→ SET PROBLEM
Please give the listing again in its entirety, exactly as written.

━━━━━━━━━━━━━━━━━━━━━━━━━━━━━━

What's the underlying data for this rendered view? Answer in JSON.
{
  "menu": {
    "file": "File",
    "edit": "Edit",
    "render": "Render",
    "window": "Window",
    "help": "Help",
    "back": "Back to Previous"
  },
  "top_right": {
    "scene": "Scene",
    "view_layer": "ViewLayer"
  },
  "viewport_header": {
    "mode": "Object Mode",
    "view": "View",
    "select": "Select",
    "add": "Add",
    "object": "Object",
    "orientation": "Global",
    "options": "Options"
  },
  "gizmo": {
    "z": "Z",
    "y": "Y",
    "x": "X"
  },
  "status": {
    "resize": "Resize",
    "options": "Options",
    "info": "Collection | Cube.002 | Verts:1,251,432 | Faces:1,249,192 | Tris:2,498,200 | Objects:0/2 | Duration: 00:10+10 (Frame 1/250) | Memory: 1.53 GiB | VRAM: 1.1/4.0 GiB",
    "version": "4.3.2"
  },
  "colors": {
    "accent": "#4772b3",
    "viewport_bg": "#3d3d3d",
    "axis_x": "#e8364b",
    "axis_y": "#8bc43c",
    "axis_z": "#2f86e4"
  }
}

━━━━━━━━━━━━━━━━━━━━━━━━━━━━━━

→ RESPONSE
What's the underlying data for this rendered view? Answer in JSON.
{
  "menu": {
    "file": "File",
    "edit": "Edit",
    "render": "Render",
    "window": "Window",
    "help": "Help",
    "back": "Back to Previous"
  },
  "top_right": {
    "scene": "Scene",
    "view_layer": "ViewLayer"
  },
  "viewport_header": {
    "mode": "Object Mode",
    "view": "View",
    "select": "Select",
    "add": "Add",
    "object": "Object",
    "orientation": "Global",
    "options": "Options"
  },
  "gizmo": {
    "z": "Z",
    "y": "Y",
    "x": "X"
  },
  "status": {
    "resize": "Resize",
    "options": "Options",
    "info": "Collection | Cube.002 | Verts:1,251,432 | Faces:1,249,192 | Tris:2,498,200 | Objects:0/2 | Duration: 00:10+10 (Frame 1/250) | Memory: 1.53 GiB | VRAM: 1.1/4.0 GiB",
    "version": "4.3.2"
  },
  "colors": {
    "accent": "#4772b3",
    "viewport_bg": "#3d3d3d",
    "axis_x": "#e8364b",
    "axis_y": "#8bc43c",
    "axis_z": "#2f86e4"
  }
}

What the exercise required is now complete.